%%

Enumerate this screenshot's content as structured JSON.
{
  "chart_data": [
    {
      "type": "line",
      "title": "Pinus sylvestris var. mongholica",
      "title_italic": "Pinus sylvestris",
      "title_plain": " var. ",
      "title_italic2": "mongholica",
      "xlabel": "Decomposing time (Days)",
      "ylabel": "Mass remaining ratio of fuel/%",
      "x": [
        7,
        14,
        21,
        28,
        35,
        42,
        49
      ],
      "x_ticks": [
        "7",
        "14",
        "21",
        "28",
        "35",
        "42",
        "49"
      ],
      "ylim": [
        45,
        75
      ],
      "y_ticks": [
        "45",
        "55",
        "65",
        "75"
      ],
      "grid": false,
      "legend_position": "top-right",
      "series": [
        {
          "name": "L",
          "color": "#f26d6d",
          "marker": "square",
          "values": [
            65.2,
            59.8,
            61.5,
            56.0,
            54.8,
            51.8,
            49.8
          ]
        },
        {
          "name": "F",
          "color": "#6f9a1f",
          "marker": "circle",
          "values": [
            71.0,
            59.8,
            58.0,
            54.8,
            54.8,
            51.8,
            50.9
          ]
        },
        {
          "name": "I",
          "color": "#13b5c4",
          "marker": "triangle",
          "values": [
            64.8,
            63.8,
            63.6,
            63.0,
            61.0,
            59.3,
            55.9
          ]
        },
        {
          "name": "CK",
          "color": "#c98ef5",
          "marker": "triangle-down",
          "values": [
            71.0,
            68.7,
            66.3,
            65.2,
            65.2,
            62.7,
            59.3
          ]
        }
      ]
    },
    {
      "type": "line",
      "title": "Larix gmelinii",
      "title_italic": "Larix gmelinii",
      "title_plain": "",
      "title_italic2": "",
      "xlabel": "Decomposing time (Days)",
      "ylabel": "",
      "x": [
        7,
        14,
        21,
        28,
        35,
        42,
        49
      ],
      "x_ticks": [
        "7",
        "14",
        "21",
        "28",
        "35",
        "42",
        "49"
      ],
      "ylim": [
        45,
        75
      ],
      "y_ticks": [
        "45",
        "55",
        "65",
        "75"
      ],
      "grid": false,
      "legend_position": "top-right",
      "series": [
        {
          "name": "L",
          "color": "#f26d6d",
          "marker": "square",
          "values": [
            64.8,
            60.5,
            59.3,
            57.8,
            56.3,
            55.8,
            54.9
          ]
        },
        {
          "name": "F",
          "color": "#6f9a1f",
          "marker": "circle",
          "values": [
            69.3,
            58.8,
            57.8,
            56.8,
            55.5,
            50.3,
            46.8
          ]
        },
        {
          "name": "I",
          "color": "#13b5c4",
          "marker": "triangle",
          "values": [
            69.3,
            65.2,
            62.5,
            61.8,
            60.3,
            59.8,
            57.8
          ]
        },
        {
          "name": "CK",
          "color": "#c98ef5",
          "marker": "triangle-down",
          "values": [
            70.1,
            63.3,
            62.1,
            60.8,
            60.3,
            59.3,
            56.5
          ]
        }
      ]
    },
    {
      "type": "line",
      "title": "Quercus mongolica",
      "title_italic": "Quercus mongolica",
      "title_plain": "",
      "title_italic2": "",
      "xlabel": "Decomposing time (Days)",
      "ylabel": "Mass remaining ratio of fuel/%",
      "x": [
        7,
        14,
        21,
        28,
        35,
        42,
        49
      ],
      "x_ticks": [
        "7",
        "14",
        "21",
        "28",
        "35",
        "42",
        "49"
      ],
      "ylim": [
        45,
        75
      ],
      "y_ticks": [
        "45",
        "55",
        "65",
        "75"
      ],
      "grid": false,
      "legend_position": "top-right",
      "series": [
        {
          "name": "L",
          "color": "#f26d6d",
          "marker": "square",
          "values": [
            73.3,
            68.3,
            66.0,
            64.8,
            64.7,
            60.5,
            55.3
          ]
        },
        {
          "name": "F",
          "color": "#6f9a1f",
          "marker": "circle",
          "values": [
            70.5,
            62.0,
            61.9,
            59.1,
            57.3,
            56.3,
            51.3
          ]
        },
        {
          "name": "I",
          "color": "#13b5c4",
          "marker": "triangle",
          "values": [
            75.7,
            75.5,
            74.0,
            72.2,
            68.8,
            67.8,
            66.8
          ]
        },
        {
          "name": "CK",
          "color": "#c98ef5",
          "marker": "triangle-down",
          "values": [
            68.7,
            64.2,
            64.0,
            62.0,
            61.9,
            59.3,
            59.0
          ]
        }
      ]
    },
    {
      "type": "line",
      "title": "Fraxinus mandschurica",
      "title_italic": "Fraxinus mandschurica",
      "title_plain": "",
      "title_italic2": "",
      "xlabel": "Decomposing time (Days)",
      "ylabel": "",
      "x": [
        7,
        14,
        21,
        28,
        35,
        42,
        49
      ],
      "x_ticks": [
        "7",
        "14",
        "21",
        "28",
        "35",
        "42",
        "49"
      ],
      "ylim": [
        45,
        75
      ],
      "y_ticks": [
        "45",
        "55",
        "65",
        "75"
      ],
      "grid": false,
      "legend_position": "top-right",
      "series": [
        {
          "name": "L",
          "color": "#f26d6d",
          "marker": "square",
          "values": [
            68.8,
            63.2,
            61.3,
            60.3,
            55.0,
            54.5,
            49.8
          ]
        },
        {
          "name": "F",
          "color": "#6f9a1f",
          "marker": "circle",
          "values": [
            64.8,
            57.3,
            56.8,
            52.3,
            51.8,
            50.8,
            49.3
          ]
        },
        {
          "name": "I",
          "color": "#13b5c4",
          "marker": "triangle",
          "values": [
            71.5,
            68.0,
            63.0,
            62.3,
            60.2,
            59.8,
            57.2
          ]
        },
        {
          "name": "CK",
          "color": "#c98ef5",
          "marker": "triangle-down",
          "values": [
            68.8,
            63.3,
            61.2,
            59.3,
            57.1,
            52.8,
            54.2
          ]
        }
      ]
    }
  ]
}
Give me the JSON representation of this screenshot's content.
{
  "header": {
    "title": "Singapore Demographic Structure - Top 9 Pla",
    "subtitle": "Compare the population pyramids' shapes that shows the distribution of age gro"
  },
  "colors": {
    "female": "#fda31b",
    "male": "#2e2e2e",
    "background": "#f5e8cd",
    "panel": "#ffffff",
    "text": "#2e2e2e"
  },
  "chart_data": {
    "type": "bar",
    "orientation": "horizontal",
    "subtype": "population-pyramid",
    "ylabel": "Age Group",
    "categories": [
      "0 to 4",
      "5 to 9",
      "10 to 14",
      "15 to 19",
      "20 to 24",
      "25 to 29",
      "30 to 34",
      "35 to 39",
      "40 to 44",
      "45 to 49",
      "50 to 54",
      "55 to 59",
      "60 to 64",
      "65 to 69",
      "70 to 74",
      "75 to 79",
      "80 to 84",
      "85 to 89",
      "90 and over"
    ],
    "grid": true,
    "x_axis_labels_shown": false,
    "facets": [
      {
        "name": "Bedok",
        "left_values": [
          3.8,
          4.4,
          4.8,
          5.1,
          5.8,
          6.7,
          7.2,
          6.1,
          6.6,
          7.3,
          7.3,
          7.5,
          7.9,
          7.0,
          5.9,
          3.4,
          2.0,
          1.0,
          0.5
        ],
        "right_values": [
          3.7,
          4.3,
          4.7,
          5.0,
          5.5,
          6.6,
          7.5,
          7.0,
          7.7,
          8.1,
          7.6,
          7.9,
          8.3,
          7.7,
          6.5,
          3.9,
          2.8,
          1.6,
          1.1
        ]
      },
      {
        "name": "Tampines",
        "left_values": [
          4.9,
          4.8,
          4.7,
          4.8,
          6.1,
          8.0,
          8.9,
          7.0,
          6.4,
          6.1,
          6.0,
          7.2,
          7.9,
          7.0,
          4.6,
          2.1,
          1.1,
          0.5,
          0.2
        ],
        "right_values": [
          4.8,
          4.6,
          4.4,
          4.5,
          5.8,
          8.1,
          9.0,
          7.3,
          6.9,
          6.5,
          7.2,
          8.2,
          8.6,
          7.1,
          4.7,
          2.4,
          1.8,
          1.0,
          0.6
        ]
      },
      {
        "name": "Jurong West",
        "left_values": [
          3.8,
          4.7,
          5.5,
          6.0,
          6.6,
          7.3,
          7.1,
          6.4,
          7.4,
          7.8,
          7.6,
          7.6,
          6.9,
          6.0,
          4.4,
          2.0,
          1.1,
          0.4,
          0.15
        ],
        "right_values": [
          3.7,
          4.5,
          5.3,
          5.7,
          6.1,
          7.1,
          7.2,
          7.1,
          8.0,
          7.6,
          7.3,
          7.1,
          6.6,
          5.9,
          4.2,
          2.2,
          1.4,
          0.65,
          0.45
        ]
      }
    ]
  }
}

%%

From the listing above, copy all lines holding the word "Quercus".

WRITTEN ANSWER:
      "title": "Quercus mongolica",
      "title_italic": "Quercus mongolica",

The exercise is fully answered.